--- BEGIN ---

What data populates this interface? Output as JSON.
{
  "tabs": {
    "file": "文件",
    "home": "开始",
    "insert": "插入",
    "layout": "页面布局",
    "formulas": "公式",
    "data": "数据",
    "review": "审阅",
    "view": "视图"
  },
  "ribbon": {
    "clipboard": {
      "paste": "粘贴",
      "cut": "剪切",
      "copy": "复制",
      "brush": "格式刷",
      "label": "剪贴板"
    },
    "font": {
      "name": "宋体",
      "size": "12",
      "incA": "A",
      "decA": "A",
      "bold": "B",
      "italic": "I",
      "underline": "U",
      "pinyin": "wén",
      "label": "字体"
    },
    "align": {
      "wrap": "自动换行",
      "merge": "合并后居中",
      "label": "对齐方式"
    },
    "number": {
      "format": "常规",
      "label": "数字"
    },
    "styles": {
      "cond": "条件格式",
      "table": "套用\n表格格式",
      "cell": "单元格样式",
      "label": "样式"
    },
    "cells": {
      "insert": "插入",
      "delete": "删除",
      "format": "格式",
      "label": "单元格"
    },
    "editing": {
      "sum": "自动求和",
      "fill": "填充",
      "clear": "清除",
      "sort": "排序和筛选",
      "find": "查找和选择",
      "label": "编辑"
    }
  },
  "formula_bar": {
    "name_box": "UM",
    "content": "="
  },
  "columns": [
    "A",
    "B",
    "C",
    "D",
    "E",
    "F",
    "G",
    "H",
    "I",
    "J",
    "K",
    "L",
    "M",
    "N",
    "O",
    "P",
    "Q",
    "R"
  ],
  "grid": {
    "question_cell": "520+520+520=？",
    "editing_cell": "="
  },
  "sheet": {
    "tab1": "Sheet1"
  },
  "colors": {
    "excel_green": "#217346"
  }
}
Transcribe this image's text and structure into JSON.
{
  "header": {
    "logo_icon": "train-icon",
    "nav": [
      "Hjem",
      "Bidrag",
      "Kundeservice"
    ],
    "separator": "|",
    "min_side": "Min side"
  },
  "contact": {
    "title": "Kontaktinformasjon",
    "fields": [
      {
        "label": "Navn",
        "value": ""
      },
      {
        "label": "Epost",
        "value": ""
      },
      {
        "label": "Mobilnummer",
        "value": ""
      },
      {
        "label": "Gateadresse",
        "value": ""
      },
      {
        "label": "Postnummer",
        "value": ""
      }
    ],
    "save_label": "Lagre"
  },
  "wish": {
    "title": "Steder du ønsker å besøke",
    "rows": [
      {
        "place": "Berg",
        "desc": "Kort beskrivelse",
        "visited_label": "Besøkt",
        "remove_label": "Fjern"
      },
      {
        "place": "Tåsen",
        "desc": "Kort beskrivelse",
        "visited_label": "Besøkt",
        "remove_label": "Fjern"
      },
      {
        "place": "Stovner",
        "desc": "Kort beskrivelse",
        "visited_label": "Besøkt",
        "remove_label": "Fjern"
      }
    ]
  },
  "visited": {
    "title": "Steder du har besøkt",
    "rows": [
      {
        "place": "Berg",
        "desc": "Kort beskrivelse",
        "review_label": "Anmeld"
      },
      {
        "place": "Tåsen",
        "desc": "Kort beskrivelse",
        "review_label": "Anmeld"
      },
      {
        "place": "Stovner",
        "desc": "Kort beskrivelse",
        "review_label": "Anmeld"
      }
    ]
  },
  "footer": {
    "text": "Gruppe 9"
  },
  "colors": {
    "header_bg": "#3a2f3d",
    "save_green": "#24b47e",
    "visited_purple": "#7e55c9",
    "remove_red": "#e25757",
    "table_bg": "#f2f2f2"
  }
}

--- END ---

SET PROBLEM: Show all lines in the entries above where the string "this" appears.

CORRECT OUTPUT:
What data populates this interface? Output as JSON.
Transcribe this image's text and structure into JSON.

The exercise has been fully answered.